[BEGIN]

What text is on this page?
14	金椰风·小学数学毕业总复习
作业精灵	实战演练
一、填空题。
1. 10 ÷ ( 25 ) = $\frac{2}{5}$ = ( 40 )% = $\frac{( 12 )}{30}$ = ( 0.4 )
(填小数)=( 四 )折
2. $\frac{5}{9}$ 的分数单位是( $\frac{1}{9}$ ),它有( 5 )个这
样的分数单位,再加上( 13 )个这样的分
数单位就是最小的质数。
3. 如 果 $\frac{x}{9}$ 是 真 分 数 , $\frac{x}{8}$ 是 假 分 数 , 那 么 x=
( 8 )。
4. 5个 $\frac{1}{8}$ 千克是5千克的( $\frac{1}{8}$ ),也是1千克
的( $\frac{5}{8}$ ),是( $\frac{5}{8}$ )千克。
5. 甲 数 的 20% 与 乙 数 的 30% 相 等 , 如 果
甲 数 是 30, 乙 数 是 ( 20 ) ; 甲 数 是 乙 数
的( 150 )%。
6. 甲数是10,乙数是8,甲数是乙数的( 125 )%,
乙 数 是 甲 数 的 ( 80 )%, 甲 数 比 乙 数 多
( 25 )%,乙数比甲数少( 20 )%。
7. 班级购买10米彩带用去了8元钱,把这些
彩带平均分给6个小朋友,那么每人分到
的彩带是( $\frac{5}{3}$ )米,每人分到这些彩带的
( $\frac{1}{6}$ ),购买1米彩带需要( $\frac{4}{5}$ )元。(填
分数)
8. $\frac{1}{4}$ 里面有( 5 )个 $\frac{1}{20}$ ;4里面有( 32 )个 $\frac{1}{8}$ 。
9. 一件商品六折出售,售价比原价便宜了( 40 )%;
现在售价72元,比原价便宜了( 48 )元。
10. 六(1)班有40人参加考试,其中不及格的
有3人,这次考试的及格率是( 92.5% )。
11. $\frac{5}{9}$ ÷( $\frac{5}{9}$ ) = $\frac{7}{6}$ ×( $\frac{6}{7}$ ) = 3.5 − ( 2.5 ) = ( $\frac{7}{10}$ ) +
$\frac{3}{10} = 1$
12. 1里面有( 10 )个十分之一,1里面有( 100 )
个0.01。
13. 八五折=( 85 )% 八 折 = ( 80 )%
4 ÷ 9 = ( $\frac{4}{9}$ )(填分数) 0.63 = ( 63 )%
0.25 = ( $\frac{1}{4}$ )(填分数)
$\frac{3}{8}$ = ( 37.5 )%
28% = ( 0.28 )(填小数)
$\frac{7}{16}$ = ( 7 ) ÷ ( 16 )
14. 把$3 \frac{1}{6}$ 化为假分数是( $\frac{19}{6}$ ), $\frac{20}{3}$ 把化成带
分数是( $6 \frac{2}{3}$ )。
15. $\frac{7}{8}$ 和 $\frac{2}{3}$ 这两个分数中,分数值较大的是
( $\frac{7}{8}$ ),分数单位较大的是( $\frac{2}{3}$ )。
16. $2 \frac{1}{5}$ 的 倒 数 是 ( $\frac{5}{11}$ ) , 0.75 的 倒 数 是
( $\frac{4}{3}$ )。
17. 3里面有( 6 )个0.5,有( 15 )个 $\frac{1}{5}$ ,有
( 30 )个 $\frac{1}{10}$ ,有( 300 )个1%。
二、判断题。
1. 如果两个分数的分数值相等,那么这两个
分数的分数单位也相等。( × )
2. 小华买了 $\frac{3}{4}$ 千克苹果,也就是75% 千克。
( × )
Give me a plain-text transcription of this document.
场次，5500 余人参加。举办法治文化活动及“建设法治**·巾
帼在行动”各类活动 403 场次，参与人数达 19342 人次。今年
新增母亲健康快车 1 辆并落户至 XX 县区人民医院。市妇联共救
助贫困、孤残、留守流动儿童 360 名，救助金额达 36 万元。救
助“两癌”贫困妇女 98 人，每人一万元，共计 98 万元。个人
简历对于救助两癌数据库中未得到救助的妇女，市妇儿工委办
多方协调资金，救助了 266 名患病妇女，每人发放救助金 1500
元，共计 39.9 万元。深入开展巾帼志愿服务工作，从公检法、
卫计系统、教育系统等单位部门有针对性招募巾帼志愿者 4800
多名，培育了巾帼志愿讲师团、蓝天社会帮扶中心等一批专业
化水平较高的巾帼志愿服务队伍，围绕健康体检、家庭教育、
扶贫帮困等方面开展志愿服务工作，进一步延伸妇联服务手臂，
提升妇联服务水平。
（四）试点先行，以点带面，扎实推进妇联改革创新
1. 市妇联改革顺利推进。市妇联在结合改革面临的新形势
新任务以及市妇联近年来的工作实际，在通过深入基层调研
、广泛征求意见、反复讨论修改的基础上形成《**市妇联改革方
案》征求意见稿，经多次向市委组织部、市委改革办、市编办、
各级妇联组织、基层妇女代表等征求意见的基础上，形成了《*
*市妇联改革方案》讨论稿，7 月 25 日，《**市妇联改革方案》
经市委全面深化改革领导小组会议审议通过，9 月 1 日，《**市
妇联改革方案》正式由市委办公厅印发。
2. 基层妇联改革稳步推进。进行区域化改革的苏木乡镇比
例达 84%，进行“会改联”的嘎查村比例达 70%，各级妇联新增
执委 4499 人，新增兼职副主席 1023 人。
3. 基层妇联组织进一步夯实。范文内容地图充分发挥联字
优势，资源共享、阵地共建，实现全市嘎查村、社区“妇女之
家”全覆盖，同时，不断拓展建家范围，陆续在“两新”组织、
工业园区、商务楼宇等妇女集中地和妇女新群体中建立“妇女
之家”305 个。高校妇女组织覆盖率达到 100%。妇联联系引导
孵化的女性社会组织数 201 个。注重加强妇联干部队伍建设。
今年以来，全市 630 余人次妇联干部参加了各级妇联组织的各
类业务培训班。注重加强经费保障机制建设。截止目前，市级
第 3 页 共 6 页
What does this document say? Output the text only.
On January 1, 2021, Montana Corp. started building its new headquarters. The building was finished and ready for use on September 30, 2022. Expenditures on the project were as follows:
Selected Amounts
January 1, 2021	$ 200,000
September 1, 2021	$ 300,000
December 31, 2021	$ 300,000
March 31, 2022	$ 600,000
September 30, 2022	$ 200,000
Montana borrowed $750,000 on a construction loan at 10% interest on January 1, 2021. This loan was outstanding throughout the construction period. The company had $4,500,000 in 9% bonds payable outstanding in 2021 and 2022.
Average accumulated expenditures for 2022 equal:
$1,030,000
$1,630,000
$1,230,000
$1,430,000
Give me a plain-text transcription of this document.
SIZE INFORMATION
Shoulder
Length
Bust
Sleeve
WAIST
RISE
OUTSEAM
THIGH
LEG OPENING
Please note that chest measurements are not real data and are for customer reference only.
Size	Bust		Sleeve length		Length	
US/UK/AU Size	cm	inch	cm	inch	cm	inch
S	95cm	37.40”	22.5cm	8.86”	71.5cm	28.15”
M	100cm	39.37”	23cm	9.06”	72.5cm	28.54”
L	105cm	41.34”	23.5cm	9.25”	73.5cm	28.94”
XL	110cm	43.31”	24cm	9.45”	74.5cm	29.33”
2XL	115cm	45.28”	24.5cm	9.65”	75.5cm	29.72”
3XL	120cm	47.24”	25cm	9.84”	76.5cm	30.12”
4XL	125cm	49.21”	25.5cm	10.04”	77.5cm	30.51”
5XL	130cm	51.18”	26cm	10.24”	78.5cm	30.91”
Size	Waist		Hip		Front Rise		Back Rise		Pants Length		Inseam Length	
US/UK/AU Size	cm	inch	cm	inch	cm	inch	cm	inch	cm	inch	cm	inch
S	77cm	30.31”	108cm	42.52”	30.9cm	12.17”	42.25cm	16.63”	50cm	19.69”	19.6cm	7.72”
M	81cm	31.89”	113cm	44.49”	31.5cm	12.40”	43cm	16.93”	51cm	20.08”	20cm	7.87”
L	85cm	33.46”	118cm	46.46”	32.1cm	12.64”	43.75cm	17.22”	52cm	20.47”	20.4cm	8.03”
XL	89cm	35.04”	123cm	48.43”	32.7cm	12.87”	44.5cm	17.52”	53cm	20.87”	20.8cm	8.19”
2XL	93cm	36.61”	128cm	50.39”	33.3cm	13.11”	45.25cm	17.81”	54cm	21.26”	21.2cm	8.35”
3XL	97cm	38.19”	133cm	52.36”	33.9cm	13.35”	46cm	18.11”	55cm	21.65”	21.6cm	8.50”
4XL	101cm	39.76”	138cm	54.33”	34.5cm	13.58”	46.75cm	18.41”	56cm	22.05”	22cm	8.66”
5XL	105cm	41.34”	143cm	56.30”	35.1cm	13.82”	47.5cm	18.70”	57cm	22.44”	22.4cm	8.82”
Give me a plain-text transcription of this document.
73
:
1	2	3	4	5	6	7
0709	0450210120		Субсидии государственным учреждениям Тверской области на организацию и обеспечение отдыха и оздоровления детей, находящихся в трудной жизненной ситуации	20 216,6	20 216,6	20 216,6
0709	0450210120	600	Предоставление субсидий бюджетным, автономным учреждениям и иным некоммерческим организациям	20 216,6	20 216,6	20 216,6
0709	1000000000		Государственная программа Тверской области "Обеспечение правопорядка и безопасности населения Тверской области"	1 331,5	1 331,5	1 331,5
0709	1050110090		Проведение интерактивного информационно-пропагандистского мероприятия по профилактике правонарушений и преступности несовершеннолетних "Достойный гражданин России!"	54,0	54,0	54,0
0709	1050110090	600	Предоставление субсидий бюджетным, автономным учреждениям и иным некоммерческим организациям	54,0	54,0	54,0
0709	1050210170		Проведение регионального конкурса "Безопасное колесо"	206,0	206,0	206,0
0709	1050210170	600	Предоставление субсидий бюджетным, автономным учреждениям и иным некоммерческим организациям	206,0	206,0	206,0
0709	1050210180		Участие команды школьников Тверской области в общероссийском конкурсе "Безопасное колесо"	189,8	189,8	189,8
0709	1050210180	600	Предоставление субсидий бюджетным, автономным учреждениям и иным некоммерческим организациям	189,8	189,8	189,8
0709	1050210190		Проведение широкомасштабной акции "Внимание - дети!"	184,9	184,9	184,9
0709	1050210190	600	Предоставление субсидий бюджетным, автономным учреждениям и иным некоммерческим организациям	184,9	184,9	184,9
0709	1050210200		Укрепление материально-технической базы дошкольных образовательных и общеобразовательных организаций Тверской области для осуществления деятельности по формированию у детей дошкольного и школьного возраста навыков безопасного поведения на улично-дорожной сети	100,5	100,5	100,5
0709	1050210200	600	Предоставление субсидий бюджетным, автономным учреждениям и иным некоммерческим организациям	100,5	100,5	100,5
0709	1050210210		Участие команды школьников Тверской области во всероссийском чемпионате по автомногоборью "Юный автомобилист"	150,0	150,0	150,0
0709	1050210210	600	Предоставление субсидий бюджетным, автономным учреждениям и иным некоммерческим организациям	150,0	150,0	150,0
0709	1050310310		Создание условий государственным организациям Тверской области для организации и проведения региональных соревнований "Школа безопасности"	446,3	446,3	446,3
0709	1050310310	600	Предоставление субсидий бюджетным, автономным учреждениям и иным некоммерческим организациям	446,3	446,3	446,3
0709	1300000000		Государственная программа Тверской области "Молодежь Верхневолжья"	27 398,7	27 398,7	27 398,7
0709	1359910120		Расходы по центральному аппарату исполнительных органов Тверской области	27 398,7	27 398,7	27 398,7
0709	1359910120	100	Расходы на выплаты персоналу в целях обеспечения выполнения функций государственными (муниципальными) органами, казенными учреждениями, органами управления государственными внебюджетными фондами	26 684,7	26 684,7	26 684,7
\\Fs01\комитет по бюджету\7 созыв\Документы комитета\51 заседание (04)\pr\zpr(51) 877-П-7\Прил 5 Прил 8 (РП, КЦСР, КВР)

[END]

What you need to do: Using the listing above, state the number of lines that hold "организациям", with no other text.

The result: 9